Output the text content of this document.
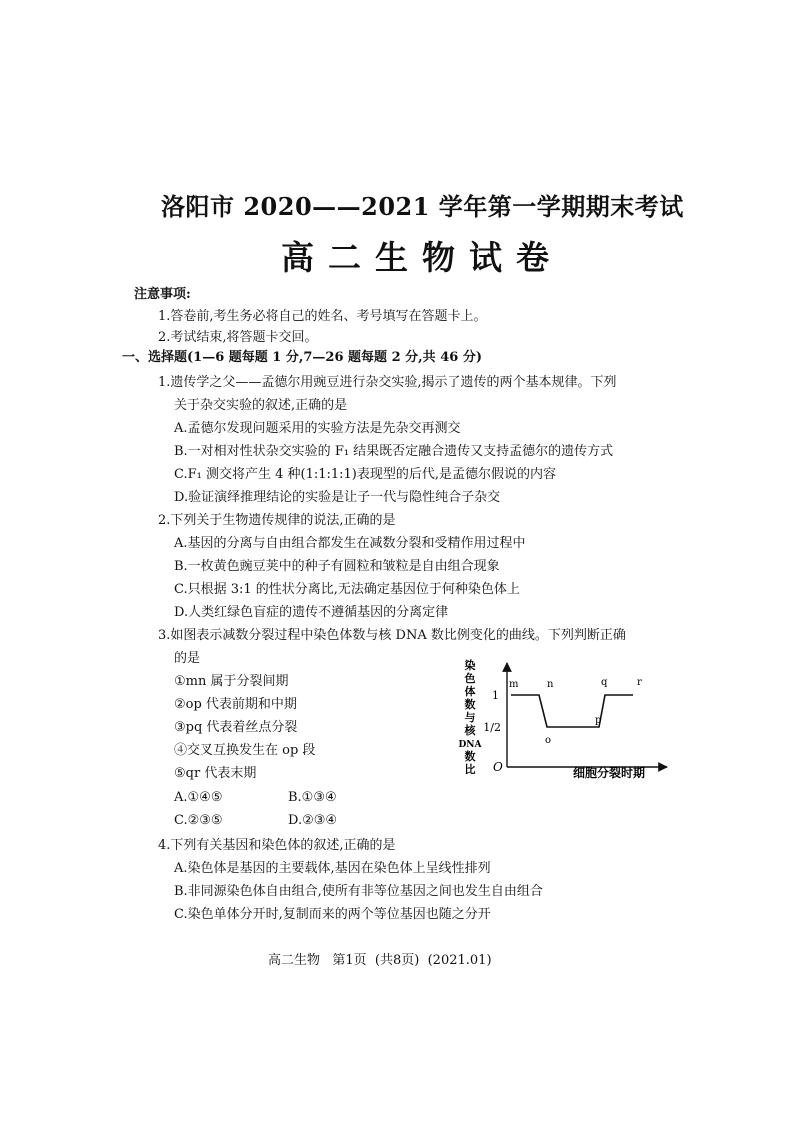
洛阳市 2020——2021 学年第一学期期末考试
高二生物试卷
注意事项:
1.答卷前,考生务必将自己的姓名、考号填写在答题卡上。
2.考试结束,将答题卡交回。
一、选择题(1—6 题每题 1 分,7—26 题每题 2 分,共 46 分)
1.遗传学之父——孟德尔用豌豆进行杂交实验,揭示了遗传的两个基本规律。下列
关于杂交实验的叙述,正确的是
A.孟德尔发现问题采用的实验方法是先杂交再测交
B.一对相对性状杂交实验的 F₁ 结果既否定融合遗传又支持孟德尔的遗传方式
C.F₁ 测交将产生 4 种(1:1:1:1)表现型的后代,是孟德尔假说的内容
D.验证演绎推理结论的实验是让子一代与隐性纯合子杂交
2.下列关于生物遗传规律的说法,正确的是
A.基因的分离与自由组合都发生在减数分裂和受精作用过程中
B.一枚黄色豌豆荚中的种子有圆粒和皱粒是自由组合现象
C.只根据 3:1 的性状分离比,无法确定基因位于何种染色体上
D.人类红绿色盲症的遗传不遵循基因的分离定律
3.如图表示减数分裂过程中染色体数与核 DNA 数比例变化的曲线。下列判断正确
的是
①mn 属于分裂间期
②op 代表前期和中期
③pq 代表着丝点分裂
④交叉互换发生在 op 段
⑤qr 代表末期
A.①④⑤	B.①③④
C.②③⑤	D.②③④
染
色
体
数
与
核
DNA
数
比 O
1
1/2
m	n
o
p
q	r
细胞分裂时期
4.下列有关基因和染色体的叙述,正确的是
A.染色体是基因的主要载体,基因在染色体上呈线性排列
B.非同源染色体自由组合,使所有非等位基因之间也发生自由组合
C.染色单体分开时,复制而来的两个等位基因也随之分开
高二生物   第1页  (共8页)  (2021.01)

· · · ·

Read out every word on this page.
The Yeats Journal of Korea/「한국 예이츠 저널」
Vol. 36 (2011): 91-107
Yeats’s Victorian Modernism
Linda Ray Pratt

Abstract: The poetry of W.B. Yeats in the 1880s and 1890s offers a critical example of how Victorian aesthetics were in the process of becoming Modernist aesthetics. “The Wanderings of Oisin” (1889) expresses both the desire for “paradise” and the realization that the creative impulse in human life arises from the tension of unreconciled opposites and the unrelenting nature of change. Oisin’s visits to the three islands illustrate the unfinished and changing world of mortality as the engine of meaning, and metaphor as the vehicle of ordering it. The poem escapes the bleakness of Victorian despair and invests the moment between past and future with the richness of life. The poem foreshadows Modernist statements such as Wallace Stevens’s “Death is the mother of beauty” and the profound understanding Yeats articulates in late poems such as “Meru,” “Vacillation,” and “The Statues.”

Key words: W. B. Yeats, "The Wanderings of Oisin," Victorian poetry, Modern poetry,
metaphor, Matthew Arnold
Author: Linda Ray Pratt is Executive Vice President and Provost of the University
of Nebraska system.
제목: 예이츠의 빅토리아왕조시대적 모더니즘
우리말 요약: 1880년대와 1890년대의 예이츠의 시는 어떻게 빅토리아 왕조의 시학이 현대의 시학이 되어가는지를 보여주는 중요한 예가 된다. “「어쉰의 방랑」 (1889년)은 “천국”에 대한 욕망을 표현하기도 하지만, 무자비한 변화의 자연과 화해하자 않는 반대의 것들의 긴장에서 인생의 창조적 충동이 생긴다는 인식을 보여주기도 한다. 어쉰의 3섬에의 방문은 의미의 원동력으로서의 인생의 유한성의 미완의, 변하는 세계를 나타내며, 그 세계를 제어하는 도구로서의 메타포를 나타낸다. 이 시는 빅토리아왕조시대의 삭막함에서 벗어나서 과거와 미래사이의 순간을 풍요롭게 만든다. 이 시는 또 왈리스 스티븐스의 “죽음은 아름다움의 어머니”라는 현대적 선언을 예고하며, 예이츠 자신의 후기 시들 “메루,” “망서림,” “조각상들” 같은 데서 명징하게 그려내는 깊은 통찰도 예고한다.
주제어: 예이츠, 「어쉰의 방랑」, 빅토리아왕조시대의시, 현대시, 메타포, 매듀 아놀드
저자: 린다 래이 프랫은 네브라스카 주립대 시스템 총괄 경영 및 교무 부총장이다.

· · · ·

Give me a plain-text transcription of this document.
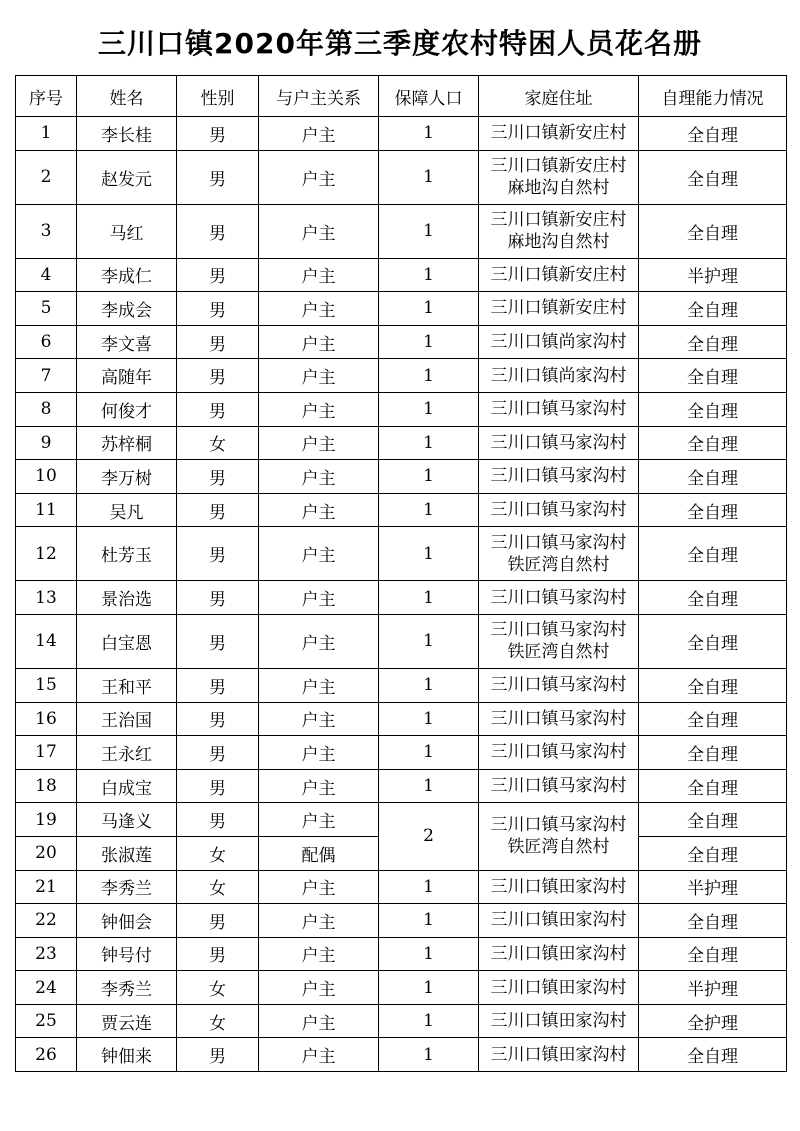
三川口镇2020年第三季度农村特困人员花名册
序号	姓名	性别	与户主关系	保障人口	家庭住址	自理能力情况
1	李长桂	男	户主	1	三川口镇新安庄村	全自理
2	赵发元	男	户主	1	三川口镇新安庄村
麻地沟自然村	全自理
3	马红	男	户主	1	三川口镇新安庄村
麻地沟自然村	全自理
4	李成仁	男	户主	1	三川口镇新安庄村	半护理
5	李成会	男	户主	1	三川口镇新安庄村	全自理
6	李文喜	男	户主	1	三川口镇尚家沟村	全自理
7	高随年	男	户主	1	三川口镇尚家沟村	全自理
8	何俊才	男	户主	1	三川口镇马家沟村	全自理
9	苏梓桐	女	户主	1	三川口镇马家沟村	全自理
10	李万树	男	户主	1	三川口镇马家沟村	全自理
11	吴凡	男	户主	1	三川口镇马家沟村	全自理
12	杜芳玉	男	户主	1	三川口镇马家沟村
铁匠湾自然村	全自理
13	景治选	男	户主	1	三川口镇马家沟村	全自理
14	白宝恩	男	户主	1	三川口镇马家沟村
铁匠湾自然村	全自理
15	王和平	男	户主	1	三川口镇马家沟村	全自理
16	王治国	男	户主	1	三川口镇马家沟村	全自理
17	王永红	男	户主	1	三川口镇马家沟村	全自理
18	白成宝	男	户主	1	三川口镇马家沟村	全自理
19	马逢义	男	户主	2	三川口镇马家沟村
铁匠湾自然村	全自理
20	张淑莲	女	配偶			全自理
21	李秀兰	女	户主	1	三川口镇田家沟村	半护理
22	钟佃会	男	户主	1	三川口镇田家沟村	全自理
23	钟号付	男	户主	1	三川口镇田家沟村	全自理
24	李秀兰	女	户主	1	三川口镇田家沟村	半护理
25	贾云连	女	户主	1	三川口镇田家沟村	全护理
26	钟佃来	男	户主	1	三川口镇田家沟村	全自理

· · · ·

§ The request
In the material above, tally every line with the string "poetry" in it, then give that number alone.

§ The output
2